(Dataset entries)
-- Begin --

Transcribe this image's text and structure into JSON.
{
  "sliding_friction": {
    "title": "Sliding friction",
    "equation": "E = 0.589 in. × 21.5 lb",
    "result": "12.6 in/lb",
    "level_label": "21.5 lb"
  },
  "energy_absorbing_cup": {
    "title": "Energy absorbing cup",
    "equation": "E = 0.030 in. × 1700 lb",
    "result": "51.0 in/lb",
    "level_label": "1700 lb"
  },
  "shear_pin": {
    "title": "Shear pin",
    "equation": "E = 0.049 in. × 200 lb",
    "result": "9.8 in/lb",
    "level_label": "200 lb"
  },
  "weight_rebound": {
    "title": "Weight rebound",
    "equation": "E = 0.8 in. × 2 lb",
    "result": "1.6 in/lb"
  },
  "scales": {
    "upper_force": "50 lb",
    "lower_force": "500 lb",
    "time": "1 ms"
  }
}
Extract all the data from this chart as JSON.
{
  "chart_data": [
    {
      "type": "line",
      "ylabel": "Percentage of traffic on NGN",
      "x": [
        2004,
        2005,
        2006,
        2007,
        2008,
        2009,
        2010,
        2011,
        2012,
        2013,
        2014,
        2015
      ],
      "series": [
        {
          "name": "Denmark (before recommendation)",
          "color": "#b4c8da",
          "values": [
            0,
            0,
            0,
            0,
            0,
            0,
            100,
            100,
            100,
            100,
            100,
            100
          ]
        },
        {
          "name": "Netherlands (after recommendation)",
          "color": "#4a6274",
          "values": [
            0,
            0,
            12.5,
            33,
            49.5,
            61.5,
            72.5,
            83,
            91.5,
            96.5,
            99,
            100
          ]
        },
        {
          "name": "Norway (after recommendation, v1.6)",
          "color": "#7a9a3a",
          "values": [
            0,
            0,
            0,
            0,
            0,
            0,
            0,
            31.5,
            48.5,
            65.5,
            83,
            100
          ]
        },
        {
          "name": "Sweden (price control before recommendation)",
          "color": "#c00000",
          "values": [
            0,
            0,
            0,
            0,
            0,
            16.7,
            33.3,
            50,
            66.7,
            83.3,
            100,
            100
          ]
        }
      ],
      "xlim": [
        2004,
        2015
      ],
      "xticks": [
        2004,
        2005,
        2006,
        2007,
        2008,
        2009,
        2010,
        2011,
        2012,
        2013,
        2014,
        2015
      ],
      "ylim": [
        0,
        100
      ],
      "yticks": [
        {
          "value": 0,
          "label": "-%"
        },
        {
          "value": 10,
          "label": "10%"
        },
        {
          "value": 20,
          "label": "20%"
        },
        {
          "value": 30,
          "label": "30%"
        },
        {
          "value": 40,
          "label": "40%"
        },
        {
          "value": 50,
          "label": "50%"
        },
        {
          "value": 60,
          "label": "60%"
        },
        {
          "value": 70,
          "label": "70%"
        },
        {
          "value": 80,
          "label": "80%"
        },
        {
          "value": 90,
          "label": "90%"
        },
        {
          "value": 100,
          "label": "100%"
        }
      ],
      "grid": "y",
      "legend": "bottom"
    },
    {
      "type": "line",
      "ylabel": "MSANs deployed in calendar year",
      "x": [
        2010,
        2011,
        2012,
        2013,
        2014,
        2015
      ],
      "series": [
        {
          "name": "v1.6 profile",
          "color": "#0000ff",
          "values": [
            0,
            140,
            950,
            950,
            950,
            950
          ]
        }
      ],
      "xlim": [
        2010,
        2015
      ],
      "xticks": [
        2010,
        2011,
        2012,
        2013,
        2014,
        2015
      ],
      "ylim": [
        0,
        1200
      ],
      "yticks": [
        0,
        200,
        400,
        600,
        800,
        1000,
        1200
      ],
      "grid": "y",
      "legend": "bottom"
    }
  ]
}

-- End --

Print the complete listing again, exactly as it stands.

Transcribe this image's text and structure into JSON.
{
  "sliding_friction": {
    "title": "Sliding friction",
    "equation": "E = 0.589 in. × 21.5 lb",
    "result": "12.6 in/lb",
    "level_label": "21.5 lb"
  },
  "energy_absorbing_cup": {
    "title": "Energy absorbing cup",
    "equation": "E = 0.030 in. × 1700 lb",
    "result": "51.0 in/lb",
    "level_label": "1700 lb"
  },
  "shear_pin": {
    "title": "Shear pin",
    "equation": "E = 0.049 in. × 200 lb",
    "result": "9.8 in/lb",
    "level_label": "200 lb"
  },
  "weight_rebound": {
    "title": "Weight rebound",
    "equation": "E = 0.8 in. × 2 lb",
    "result": "1.6 in/lb"
  },
  "scales": {
    "upper_force": "50 lb",
    "lower_force": "500 lb",
    "time": "1 ms"
  }
}
Extract all the data from this chart as JSON.
{
  "chart_data": [
    {
      "type": "line",
      "ylabel": "Percentage of traffic on NGN",
      "x": [
        2004,
        2005,
        2006,
        2007,
        2008,
        2009,
        2010,
        2011,
        2012,
        2013,
        2014,
        2015
      ],
      "series": [
        {
          "name": "Denmark (before recommendation)",
          "color": "#b4c8da",
          "values": [
            0,
            0,
            0,
            0,
            0,
            0,
            100,
            100,
            100,
            100,
            100,
            100
          ]
        },
        {
          "name": "Netherlands (after recommendation)",
          "color": "#4a6274",
          "values": [
            0,
            0,
            12.5,
            33,
            49.5,
            61.5,
            72.5,
            83,
            91.5,
            96.5,
            99,
            100
          ]
        },
        {
          "name": "Norway (after recommendation, v1.6)",
          "color": "#7a9a3a",
          "values": [
            0,
            0,
            0,
            0,
            0,
            0,
            0,
            31.5,
            48.5,
            65.5,
            83,
            100
          ]
        },
        {
          "name": "Sweden (price control before recommendation)",
          "color": "#c00000",
          "values": [
            0,
            0,
            0,
            0,
            0,
            16.7,
            33.3,
            50,
            66.7,
            83.3,
            100,
            100
          ]
        }
      ],
      "xlim": [
        2004,
        2015
      ],
      "xticks": [
        2004,
        2005,
        2006,
        2007,
        2008,
        2009,
        2010,
        2011,
        2012,
        2013,
        2014,
        2015
      ],
      "ylim": [
        0,
        100
      ],
      "yticks": [
        {
          "value": 0,
          "label": "-%"
        },
        {
          "value": 10,
          "label": "10%"
        },
        {
          "value": 20,
          "label": "20%"
        },
        {
          "value": 30,
          "label": "30%"
        },
        {
          "value": 40,
          "label": "40%"
        },
        {
          "value": 50,
          "label": "50%"
        },
        {
          "value": 60,
          "label": "60%"
        },
        {
          "value": 70,
          "label": "70%"
        },
        {
          "value": 80,
          "label": "80%"
        },
        {
          "value": 90,
          "label": "90%"
        },
        {
          "value": 100,
          "label": "100%"
        }
      ],
      "grid": "y",
      "legend": "bottom"
    },
    {
      "type": "line",
      "ylabel": "MSANs deployed in calendar year",
      "x": [
        2010,
        2011,
        2012,
        2013,
        2014,
        2015
      ],
      "series": [
        {
          "name": "v1.6 profile",
          "color": "#0000ff",
          "values": [
            0,
            140,
            950,
            950,
            950,
            950
          ]
        }
      ],
      "xlim": [
        2010,
        2015
      ],
      "xticks": [
        2010,
        2011,
        2012,
        2013,
        2014,
        2015
      ],
      "ylim": [
        0,
        1200
      ],
      "yticks": [
        0,
        200,
        400,
        600,
        800,
        1000,
        1200
      ],
      "grid": "y",
      "legend": "bottom"
    }
  ]
}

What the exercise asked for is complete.